Task brief: Report the count of lines holding "料理活動" in the records, with no other words.

Material to process:

○ ○ ○ ○ ○ ○ ○

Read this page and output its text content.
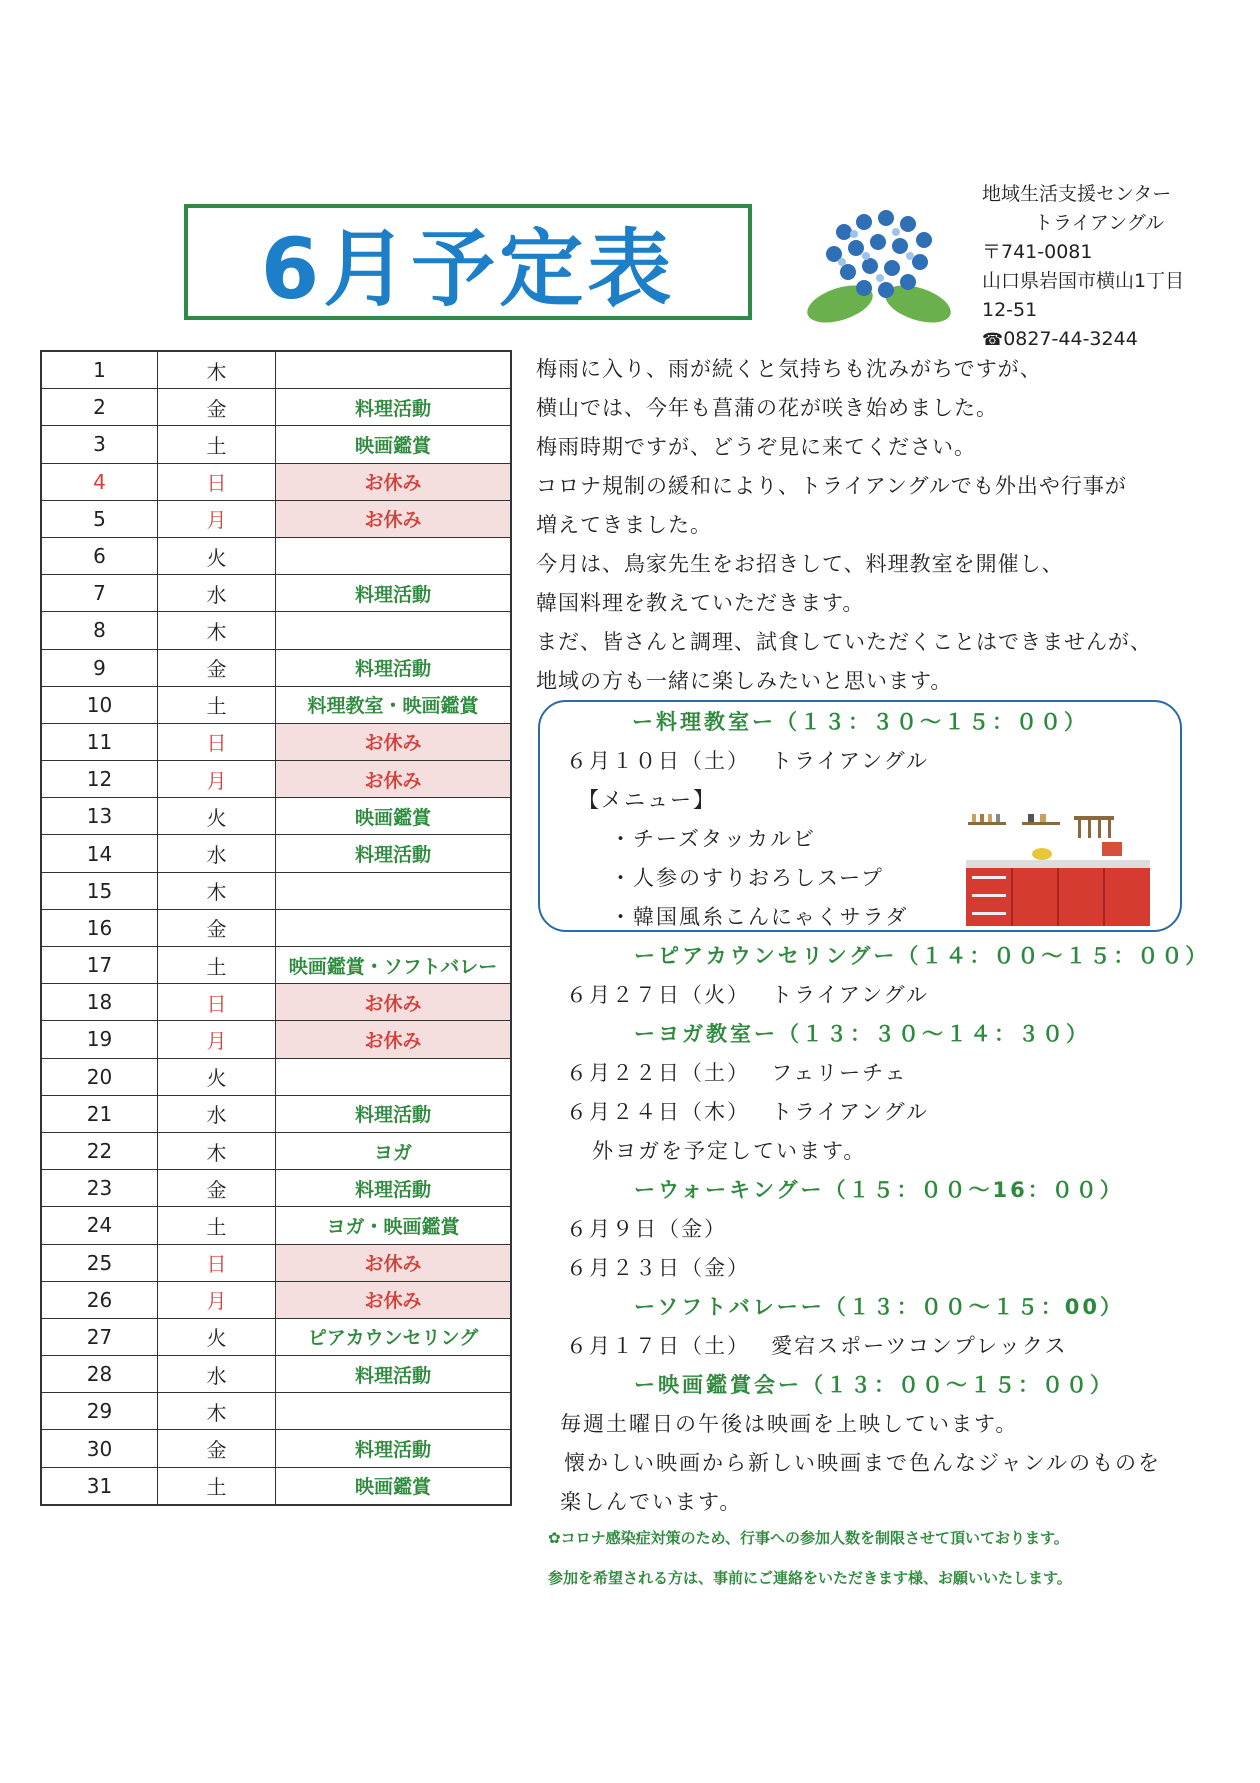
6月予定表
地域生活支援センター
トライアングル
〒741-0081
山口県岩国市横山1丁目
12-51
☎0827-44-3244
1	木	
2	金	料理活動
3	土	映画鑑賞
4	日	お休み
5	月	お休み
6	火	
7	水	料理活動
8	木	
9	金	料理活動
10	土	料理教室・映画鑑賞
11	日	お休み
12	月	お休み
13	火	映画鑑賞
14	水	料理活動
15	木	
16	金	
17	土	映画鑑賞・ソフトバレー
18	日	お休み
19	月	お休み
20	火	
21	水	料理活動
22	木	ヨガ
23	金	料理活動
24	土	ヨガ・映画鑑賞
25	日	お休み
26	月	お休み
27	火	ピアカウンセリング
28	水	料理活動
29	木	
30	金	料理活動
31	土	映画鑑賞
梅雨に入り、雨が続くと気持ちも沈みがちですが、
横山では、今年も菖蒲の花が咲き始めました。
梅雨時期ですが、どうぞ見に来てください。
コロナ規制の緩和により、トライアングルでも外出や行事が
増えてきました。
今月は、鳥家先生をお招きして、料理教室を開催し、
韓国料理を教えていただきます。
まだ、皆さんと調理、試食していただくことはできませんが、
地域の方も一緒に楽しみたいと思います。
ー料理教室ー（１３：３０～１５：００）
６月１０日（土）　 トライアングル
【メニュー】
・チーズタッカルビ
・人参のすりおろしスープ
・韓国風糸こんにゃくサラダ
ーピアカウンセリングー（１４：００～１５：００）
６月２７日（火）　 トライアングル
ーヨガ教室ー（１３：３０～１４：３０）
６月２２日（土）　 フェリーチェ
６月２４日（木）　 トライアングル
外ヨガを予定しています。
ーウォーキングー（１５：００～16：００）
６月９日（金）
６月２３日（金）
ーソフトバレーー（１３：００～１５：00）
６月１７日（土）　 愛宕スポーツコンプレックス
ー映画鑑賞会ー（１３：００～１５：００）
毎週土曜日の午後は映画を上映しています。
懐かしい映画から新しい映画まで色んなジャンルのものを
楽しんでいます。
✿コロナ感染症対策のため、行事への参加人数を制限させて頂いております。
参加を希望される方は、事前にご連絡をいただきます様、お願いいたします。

○ ○ ○ ○ ○ ○ ○

Task output: 8